**Selected passage**
MP3000 pSLC | PCIe NVMe | M.2 2280 SSD

SafeDATA technology combines unique power loss detection and hold-up circuitries with an advanced controller firmware algorithm to flush in-flight data from volatile cache to NAND Flash memory in order to safeguard data against corruption and/or loss during the sudden power loss.

A Single Event Upset (SEU) is an inadvertent change in bit status occurring in a digital system when a high energy neutron or alpha particle randomly strikes causing a memory bit to flip states. These high-energy particles can originate from terrestrial or extra-terrestrial sources such as cosmic rays.

SMART’s Advanced Error Detection & Correction technology reinforces the ECC (Error Code Correction) engine and utilizes RAID (Redundant Array of Independent Disks) mechanism. Data is reconstructed by the prior stored parity in other pages. The recovered data will be stored in a new block, and the prior stored block will be refreshed.

**What is asked**
a - List every abbreviation that the SSD product page spells out in full, each with its expansion.
b - On the SSD product page, where is recovered data stored?
c - Quote the SSD product page from "MP3000 pSLC |" to "as cosmic rays.".

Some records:

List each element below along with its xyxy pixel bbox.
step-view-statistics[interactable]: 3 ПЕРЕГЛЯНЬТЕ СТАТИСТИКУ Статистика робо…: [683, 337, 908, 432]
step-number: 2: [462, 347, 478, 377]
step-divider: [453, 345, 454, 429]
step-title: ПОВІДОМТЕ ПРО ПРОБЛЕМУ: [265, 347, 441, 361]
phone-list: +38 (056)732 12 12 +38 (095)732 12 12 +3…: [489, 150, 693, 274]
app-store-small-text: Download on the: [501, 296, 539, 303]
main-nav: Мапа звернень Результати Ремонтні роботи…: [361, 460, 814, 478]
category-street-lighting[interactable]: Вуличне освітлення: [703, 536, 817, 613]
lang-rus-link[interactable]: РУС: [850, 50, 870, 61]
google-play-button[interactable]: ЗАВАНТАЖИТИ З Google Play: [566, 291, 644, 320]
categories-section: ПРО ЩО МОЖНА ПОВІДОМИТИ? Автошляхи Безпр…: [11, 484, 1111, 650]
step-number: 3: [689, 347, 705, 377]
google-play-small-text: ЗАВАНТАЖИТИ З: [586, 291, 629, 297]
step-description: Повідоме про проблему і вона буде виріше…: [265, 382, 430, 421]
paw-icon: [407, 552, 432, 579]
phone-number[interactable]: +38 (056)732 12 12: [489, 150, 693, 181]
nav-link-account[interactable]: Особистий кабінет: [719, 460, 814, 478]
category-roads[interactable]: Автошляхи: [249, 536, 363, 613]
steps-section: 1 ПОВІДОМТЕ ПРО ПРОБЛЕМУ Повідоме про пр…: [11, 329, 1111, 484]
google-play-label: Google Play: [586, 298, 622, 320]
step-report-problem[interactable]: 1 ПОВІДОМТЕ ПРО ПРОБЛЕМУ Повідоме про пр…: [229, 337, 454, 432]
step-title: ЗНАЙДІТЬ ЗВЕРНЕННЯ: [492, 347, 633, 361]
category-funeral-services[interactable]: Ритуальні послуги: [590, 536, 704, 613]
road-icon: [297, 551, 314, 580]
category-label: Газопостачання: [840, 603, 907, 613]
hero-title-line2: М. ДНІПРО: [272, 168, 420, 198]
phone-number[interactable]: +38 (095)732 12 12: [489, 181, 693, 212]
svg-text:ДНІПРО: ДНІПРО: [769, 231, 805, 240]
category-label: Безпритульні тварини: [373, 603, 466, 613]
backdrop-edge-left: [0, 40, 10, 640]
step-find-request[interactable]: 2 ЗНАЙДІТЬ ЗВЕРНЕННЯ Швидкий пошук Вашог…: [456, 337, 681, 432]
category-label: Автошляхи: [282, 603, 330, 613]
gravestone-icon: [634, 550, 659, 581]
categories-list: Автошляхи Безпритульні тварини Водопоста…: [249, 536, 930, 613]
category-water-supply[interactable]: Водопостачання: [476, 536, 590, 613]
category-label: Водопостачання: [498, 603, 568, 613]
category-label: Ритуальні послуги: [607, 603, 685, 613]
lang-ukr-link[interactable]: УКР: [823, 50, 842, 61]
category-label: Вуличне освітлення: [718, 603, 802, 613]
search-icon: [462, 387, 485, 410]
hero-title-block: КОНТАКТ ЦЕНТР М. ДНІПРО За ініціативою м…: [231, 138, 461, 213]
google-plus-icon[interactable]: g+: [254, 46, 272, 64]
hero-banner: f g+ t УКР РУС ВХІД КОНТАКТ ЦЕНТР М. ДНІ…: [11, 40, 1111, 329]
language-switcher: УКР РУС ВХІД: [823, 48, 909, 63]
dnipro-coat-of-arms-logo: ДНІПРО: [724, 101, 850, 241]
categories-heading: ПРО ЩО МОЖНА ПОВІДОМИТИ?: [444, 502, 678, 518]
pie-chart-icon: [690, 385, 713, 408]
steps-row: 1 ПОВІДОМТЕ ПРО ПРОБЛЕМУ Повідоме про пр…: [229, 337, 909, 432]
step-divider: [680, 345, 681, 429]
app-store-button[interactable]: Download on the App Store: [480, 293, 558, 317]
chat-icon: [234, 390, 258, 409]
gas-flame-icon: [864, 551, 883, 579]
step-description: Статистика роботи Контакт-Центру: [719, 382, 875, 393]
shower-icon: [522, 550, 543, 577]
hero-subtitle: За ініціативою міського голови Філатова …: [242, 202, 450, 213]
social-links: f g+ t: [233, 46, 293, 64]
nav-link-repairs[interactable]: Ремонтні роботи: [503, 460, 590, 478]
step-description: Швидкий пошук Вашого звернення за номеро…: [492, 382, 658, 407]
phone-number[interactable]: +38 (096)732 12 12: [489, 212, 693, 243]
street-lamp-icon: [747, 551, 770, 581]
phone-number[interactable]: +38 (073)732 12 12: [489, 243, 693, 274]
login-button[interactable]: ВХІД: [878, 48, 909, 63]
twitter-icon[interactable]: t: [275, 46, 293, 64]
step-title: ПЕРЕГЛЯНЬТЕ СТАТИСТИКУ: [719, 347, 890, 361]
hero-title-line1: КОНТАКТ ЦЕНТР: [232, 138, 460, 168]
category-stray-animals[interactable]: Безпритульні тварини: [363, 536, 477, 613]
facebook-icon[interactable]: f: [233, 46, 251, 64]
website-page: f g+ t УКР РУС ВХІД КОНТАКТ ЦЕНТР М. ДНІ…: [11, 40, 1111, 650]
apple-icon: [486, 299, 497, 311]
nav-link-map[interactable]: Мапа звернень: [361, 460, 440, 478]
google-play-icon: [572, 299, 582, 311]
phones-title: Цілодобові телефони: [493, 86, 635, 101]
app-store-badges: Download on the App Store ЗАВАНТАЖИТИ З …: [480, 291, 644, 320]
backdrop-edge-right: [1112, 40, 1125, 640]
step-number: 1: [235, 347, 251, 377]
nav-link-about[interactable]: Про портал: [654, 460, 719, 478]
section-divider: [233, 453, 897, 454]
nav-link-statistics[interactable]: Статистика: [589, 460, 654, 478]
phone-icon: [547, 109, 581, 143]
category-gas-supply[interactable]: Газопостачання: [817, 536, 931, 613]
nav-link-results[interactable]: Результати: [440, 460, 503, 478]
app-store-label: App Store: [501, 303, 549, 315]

**Per-task answers**
a -
SEU: Single Event Upset
ECC: Error Code Correction
RAID: Redundant Array of Independent Disks

b - It is stored in a new block.

c -
MP3000 pSLC | PCIe NVMe | M.2 2280 SSD

SafeDATA technology combines unique power loss detection and hold-up circuitries with an advanced controller firmware algorithm to flush in-flight data from volatile cache to NAND Flash memory in order to safeguard data against corruption and/or loss during the sudden power loss.

A Single Event Upset (SEU) is an inadvertent change in bit status occurring in a digital system when a high energy neutron or alpha particle randomly strikes causing a memory bit to flip states. These high-energy particles can originate from terrestrial or extra-terrestrial sources such as cosmic rays.